(Data entries)
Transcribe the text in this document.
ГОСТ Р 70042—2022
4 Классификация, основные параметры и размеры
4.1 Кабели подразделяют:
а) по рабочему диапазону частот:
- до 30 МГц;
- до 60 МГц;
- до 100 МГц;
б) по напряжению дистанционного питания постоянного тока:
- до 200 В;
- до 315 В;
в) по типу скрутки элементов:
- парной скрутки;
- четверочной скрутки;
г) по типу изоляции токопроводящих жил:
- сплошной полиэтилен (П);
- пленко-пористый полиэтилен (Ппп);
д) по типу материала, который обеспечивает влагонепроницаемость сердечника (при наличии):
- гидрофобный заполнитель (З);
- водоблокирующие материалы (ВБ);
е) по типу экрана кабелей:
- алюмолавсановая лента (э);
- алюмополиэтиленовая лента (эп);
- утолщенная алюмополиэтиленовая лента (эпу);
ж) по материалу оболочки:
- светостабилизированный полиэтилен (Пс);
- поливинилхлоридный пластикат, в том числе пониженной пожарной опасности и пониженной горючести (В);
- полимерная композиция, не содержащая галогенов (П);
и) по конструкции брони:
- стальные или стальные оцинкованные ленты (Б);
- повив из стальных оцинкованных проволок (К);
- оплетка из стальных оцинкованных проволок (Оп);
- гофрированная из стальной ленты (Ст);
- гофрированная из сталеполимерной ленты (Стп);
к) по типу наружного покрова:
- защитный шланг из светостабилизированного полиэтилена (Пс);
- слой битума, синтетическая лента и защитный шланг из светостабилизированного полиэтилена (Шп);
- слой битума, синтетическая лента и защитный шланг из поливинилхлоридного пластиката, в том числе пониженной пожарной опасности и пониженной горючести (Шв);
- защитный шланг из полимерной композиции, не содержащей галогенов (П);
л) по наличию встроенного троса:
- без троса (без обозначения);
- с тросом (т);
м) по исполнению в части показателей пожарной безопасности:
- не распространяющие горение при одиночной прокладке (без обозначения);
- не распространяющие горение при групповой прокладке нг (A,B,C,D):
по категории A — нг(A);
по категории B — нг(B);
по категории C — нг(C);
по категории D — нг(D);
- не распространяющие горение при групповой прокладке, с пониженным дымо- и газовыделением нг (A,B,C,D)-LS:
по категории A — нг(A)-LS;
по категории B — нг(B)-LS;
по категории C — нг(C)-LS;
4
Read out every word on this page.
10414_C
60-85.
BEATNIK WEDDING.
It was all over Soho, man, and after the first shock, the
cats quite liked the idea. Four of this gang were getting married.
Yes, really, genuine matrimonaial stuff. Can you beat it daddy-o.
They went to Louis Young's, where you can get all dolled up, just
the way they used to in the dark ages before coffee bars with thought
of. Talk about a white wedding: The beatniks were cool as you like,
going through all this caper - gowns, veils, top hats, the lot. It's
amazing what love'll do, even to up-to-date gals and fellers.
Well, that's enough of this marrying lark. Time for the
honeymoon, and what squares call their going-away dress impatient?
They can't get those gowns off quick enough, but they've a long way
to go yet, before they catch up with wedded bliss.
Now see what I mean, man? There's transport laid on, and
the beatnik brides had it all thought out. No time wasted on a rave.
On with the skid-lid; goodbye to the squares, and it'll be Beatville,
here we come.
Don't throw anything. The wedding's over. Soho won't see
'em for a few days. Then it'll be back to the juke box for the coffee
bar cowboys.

- Given task
Print the whole listing again, exactly.

- Reply
Transcribe the text in this document.
ГОСТ Р 70042—2022
4 Классификация, основные параметры и размеры
4.1 Кабели подразделяют:
а) по рабочему диапазону частот:
- до 30 МГц;
- до 60 МГц;
- до 100 МГц;
б) по напряжению дистанционного питания постоянного тока:
- до 200 В;
- до 315 В;
в) по типу скрутки элементов:
- парной скрутки;
- четверочной скрутки;
г) по типу изоляции токопроводящих жил:
- сплошной полиэтилен (П);
- пленко-пористый полиэтилен (Ппп);
д) по типу материала, который обеспечивает влагонепроницаемость сердечника (при наличии):
- гидрофобный заполнитель (З);
- водоблокирующие материалы (ВБ);
е) по типу экрана кабелей:
- алюмолавсановая лента (э);
- алюмополиэтиленовая лента (эп);
- утолщенная алюмополиэтиленовая лента (эпу);
ж) по материалу оболочки:
- светостабилизированный полиэтилен (Пс);
- поливинилхлоридный пластикат, в том числе пониженной пожарной опасности и пониженной горючести (В);
- полимерная композиция, не содержащая галогенов (П);
и) по конструкции брони:
- стальные или стальные оцинкованные ленты (Б);
- повив из стальных оцинкованных проволок (К);
- оплетка из стальных оцинкованных проволок (Оп);
- гофрированная из стальной ленты (Ст);
- гофрированная из сталеполимерной ленты (Стп);
к) по типу наружного покрова:
- защитный шланг из светостабилизированного полиэтилена (Пс);
- слой битума, синтетическая лента и защитный шланг из светостабилизированного полиэтилена (Шп);
- слой битума, синтетическая лента и защитный шланг из поливинилхлоридного пластиката, в том числе пониженной пожарной опасности и пониженной горючести (Шв);
- защитный шланг из полимерной композиции, не содержащей галогенов (П);
л) по наличию встроенного троса:
- без троса (без обозначения);
- с тросом (т);
м) по исполнению в части показателей пожарной безопасности:
- не распространяющие горение при одиночной прокладке (без обозначения);
- не распространяющие горение при групповой прокладке нг (A,B,C,D):
по категории A — нг(A);
по категории B — нг(B);
по категории C — нг(C);
по категории D — нг(D);
- не распространяющие горение при групповой прокладке, с пониженным дымо- и газовыделением нг (A,B,C,D)-LS:
по категории A — нг(A)-LS;
по категории B — нг(B)-LS;
по категории C — нг(C)-LS;
4
Read out every word on this page.
10414_C
60-85.
BEATNIK WEDDING.
It was all over Soho, man, and after the first shock, the
cats quite liked the idea. Four of this gang were getting married.
Yes, really, genuine matrimonaial stuff. Can you beat it daddy-o.
They went to Louis Young's, where you can get all dolled up, just
the way they used to in the dark ages before coffee bars with thought
of. Talk about a white wedding: The beatniks were cool as you like,
going through all this caper - gowns, veils, top hats, the lot. It's
amazing what love'll do, even to up-to-date gals and fellers.
Well, that's enough of this marrying lark. Time for the
honeymoon, and what squares call their going-away dress impatient?
They can't get those gowns off quick enough, but they've a long way
to go yet, before they catch up with wedded bliss.
Now see what I mean, man? There's transport laid on, and
the beatnik brides had it all thought out. No time wasted on a rave.
On with the skid-lid; goodbye to the squares, and it'll be Beatville,
here we come.
Don't throw anything. The wedding's over. Soho won't see
'em for a few days. Then it'll be back to the juke box for the coffee
bar cowboys.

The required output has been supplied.